Page element annotations
____
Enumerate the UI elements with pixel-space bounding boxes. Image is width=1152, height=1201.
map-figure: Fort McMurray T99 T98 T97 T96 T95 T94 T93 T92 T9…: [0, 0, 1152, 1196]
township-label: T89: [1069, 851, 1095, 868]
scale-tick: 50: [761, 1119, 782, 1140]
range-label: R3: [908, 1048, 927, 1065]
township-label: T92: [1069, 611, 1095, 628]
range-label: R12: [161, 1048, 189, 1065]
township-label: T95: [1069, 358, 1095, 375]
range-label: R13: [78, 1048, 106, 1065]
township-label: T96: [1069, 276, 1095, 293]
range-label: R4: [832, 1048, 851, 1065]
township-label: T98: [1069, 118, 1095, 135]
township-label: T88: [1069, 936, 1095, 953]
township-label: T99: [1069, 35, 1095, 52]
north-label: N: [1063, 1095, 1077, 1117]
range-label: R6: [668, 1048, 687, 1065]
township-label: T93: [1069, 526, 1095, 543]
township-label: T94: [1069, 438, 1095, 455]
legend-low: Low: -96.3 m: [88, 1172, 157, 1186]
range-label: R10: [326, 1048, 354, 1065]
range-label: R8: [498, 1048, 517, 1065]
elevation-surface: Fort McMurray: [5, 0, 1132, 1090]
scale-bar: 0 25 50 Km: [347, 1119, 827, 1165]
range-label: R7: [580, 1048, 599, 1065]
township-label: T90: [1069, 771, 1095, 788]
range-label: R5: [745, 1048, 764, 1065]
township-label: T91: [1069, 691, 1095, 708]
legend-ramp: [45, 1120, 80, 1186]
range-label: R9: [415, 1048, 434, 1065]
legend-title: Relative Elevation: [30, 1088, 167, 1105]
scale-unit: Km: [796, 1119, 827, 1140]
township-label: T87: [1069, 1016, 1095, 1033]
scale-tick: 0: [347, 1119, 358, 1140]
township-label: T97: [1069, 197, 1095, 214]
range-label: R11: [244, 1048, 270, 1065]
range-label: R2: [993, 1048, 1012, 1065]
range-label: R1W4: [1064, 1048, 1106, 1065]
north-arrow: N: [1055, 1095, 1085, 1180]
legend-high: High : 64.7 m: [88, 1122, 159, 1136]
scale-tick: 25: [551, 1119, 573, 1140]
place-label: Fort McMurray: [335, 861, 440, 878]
____
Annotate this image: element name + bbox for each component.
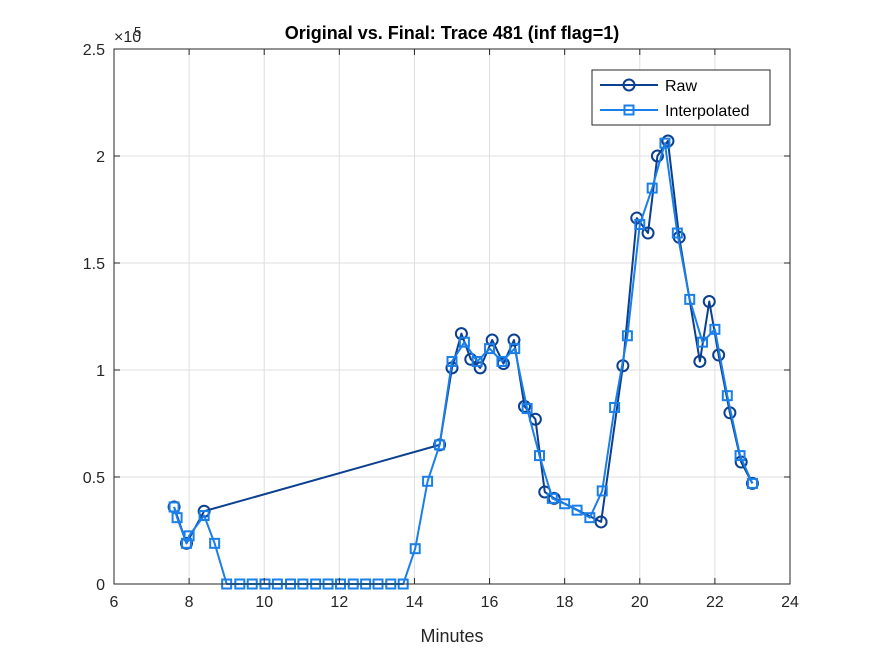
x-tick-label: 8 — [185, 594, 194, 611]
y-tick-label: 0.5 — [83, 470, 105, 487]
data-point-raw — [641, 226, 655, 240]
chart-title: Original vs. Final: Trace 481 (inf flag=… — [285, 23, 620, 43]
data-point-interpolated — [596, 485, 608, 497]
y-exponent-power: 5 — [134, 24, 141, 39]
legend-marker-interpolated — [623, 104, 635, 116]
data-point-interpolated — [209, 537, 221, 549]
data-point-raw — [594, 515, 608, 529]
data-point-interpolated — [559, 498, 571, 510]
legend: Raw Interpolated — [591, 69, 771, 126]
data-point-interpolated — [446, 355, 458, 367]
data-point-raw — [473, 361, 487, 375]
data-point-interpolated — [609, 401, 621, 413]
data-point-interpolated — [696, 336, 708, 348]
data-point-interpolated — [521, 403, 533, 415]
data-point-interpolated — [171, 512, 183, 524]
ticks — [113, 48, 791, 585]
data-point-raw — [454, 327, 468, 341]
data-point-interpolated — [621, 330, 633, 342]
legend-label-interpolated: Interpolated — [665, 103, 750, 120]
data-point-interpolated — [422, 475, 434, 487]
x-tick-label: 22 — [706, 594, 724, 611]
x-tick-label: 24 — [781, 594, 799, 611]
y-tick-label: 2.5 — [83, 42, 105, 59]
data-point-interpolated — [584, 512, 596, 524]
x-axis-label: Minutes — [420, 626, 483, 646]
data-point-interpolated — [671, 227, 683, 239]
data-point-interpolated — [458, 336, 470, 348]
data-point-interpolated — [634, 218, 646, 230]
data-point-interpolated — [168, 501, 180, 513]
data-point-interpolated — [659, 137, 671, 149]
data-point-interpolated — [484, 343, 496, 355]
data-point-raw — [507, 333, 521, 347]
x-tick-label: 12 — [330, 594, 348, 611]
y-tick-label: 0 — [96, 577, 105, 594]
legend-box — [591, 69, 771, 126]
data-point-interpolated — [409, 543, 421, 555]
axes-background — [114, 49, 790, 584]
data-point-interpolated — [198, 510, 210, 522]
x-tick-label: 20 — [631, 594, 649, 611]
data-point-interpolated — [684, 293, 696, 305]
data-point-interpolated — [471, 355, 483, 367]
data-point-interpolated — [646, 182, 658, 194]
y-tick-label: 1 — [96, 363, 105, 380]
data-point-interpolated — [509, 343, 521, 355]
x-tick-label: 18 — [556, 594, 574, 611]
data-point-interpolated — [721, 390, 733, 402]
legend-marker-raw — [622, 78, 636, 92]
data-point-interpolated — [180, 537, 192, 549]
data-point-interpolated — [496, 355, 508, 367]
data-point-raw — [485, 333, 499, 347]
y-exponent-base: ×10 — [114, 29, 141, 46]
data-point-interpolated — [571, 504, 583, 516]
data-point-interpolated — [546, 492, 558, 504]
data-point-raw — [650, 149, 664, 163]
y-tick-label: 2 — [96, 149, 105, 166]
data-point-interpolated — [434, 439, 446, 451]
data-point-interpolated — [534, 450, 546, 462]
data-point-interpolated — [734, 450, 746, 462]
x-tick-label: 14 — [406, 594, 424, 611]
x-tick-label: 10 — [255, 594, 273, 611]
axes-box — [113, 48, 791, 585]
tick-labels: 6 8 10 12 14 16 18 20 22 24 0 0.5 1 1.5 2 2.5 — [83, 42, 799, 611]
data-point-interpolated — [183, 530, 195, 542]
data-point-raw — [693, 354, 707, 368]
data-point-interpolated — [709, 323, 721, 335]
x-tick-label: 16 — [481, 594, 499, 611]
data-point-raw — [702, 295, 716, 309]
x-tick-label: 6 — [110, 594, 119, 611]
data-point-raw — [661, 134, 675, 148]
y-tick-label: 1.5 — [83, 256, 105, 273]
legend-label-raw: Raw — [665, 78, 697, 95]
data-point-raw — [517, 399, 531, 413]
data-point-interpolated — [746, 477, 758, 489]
____
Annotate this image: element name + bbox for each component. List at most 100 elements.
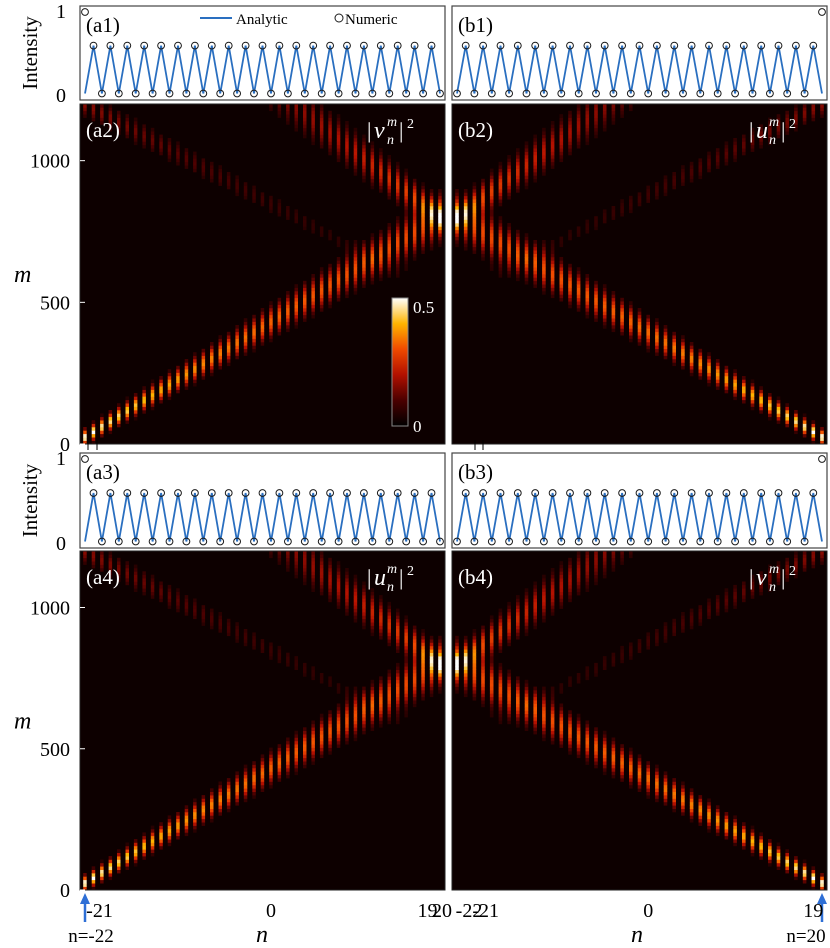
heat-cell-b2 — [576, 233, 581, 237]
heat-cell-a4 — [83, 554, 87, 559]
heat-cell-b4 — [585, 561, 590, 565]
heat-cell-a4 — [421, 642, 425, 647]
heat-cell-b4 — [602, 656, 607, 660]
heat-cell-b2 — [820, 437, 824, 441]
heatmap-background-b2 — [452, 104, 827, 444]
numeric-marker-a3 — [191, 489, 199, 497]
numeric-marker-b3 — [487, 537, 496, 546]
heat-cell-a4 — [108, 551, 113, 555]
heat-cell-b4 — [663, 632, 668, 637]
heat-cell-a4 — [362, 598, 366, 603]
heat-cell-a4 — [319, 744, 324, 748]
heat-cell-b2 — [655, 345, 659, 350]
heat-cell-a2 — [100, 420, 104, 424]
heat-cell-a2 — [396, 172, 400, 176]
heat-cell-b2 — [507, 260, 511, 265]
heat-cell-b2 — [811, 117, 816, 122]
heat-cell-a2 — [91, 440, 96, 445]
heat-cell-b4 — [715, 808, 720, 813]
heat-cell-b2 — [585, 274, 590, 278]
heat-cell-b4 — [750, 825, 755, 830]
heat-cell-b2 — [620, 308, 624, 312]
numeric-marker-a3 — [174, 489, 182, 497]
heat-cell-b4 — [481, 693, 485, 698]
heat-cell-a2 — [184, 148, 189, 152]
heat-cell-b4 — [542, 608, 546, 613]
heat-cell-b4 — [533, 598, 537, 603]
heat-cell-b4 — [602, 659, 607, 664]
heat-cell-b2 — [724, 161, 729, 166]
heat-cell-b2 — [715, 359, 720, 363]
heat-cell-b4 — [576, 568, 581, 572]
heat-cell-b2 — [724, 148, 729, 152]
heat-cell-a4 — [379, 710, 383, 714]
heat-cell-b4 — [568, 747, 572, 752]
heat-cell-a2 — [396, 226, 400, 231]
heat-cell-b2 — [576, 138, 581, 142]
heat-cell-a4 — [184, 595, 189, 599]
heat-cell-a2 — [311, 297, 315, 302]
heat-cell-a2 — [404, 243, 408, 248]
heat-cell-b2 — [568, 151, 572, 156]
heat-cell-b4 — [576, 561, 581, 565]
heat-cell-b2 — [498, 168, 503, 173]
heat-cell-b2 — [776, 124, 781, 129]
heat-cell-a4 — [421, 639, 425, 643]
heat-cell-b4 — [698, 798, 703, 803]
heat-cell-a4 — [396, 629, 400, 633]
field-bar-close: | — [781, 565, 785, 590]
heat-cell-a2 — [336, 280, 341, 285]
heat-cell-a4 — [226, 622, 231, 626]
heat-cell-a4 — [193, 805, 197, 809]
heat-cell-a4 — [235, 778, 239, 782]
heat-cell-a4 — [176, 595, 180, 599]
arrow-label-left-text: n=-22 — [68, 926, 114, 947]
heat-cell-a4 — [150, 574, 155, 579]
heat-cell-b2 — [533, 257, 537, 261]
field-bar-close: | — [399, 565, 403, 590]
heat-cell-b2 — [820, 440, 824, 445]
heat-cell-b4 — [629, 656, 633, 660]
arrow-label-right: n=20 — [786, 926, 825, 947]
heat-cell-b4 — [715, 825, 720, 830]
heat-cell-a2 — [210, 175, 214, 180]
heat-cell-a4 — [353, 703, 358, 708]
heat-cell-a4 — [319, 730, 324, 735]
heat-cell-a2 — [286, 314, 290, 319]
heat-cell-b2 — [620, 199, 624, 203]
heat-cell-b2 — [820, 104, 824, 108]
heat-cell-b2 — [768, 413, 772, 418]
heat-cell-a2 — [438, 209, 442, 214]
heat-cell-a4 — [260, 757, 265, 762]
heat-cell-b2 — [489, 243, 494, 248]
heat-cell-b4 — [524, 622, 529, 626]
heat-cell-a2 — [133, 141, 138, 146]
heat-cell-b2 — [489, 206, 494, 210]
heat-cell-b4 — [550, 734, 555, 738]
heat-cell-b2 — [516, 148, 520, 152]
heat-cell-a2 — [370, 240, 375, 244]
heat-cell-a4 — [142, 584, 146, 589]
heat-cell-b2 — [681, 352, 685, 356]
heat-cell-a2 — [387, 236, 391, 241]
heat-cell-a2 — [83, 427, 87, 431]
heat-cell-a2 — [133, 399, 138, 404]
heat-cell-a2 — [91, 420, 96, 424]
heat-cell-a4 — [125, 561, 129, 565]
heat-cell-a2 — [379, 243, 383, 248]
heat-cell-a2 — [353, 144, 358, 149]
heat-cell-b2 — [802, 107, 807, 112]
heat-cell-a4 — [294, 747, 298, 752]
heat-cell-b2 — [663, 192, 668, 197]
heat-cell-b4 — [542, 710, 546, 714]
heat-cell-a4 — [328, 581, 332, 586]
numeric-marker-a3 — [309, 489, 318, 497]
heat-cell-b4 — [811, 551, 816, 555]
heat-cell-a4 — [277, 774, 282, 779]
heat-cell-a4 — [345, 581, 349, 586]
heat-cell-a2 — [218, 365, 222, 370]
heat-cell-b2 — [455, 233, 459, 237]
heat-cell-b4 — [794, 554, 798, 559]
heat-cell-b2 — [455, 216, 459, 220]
____
What you should do: Please return the records from the line containing "x-tick-label: 8 — [185, 594, 194, 611]" through the line containing "legend: Raw Interpolated", both included, copied line for line without any change.

Exercise output:
x-tick-label: 8 — [185, 594, 194, 611]
y-tick-label: 0.5 — [83, 470, 105, 487]
data-point-raw — [641, 226, 655, 240]
chart-title: Original vs. Final: Trace 481 (inf flag=… — [285, 23, 620, 43]
data-point-interpolated — [596, 485, 608, 497]
y-exponent-power: 5 — [134, 24, 141, 39]
legend-marker-interpolated — [623, 104, 635, 116]
data-point-interpolated — [209, 537, 221, 549]
data-point-raw — [594, 515, 608, 529]
data-point-interpolated — [559, 498, 571, 510]
legend: Raw Interpolated — [591, 69, 771, 126]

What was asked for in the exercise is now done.